*Required work*:
Each entry below is to be printed verbatim.

====== Excerpted data ======

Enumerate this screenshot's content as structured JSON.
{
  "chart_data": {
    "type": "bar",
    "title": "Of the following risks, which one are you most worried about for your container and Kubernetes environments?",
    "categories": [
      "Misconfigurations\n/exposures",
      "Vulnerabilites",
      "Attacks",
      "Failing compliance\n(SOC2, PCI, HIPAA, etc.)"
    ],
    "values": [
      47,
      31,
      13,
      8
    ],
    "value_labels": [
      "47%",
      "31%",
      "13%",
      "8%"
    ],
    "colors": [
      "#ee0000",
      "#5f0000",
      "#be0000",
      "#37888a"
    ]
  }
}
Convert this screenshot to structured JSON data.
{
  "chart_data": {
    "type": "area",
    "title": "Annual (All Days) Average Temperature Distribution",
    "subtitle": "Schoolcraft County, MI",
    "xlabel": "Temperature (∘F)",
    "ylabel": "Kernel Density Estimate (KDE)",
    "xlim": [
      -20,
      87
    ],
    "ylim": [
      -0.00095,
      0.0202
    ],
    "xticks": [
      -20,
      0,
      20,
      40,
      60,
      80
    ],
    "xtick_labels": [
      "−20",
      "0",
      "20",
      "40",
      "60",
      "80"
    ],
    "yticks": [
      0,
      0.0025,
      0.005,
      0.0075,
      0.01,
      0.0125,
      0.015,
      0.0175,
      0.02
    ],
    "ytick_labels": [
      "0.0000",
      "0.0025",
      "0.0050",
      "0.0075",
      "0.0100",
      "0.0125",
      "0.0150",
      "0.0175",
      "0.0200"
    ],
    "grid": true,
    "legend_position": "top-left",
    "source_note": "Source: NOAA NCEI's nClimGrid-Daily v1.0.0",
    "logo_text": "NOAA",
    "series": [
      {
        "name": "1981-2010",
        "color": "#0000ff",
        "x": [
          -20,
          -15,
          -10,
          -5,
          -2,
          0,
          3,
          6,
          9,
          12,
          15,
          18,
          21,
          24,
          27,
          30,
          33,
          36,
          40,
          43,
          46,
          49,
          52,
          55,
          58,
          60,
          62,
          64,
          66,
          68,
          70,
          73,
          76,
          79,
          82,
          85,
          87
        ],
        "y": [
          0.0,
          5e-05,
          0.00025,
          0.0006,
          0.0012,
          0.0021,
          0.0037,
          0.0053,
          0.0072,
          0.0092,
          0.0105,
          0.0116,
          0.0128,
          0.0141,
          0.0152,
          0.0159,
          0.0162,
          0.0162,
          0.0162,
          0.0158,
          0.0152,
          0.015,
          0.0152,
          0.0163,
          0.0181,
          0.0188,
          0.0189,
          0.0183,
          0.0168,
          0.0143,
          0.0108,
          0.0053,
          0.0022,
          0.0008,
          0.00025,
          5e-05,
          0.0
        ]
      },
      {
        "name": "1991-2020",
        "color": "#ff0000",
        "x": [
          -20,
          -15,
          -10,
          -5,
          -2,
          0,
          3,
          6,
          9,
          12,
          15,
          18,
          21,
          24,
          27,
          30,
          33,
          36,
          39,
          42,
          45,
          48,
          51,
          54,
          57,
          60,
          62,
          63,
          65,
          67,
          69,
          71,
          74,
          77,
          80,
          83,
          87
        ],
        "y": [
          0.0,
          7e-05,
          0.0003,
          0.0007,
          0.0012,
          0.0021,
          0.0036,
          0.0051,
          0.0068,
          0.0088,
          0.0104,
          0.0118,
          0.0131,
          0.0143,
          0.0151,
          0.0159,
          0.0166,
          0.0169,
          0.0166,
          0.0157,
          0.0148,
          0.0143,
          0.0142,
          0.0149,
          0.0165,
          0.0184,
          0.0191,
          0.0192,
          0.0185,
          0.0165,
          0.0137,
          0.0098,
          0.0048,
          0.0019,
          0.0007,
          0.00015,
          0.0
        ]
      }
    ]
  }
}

======

*Written reply*:
Enumerate this screenshot's content as structured JSON.
{
  "chart_data": {
    "type": "bar",
    "title": "Of the following risks, which one are you most worried about for your container and Kubernetes environments?",
    "categories": [
      "Misconfigurations\n/exposures",
      "Vulnerabilites",
      "Attacks",
      "Failing compliance\n(SOC2, PCI, HIPAA, etc.)"
    ],
    "values": [
      47,
      31,
      13,
      8
    ],
    "value_labels": [
      "47%",
      "31%",
      "13%",
      "8%"
    ],
    "colors": [
      "#ee0000",
      "#5f0000",
      "#be0000",
      "#37888a"
    ]
  }
}
Convert this screenshot to structured JSON data.
{
  "chart_data": {
    "type": "area",
    "title": "Annual (All Days) Average Temperature Distribution",
    "subtitle": "Schoolcraft County, MI",
    "xlabel": "Temperature (∘F)",
    "ylabel": "Kernel Density Estimate (KDE)",
    "xlim": [
      -20,
      87
    ],
    "ylim": [
      -0.00095,
      0.0202
    ],
    "xticks": [
      -20,
      0,
      20,
      40,
      60,
      80
    ],
    "xtick_labels": [
      "−20",
      "0",
      "20",
      "40",
      "60",
      "80"
    ],
    "yticks": [
      0,
      0.0025,
      0.005,
      0.0075,
      0.01,
      0.0125,
      0.015,
      0.0175,
      0.02
    ],
    "ytick_labels": [
      "0.0000",
      "0.0025",
      "0.0050",
      "0.0075",
      "0.0100",
      "0.0125",
      "0.0150",
      "0.0175",
      "0.0200"
    ],
    "grid": true,
    "legend_position": "top-left",
    "source_note": "Source: NOAA NCEI's nClimGrid-Daily v1.0.0",
    "logo_text": "NOAA",
    "series": [
      {
        "name": "1981-2010",
        "color": "#0000ff",
        "x": [
          -20,
          -15,
          -10,
          -5,
          -2,
          0,
          3,
          6,
          9,
          12,
          15,
          18,
          21,
          24,
          27,
          30,
          33,
          36,
          40,
          43,
          46,
          49,
          52,
          55,
          58,
          60,
          62,
          64,
          66,
          68,
          70,
          73,
          76,
          79,
          82,
          85,
          87
        ],
        "y": [
          0.0,
          5e-05,
          0.00025,
          0.0006,
          0.0012,
          0.0021,
          0.0037,
          0.0053,
          0.0072,
          0.0092,
          0.0105,
          0.0116,
          0.0128,
          0.0141,
          0.0152,
          0.0159,
          0.0162,
          0.0162,
          0.0162,
          0.0158,
          0.0152,
          0.015,
          0.0152,
          0.0163,
          0.0181,
          0.0188,
          0.0189,
          0.0183,
          0.0168,
          0.0143,
          0.0108,
          0.0053,
          0.0022,
          0.0008,
          0.00025,
          5e-05,
          0.0
        ]
      },
      {
        "name": "1991-2020",
        "color": "#ff0000",
        "x": [
          -20,
          -15,
          -10,
          -5,
          -2,
          0,
          3,
          6,
          9,
          12,
          15,
          18,
          21,
          24,
          27,
          30,
          33,
          36,
          39,
          42,
          45,
          48,
          51,
          54,
          57,
          60,
          62,
          63,
          65,
          67,
          69,
          71,
          74,
          77,
          80,
          83,
          87
        ],
        "y": [
          0.0,
          7e-05,
          0.0003,
          0.0007,
          0.0012,
          0.0021,
          0.0036,
          0.0051,
          0.0068,
          0.0088,
          0.0104,
          0.0118,
          0.0131,
          0.0143,
          0.0151,
          0.0159,
          0.0166,
          0.0169,
          0.0166,
          0.0157,
          0.0148,
          0.0143,
          0.0142,
          0.0149,
          0.0165,
          0.0184,
          0.0191,
          0.0192,
          0.0185,
          0.0165,
          0.0137,
          0.0098,
          0.0048,
          0.0019,
          0.0007,
          0.00015,
          0.0
        ]
      }
    ]
  }
}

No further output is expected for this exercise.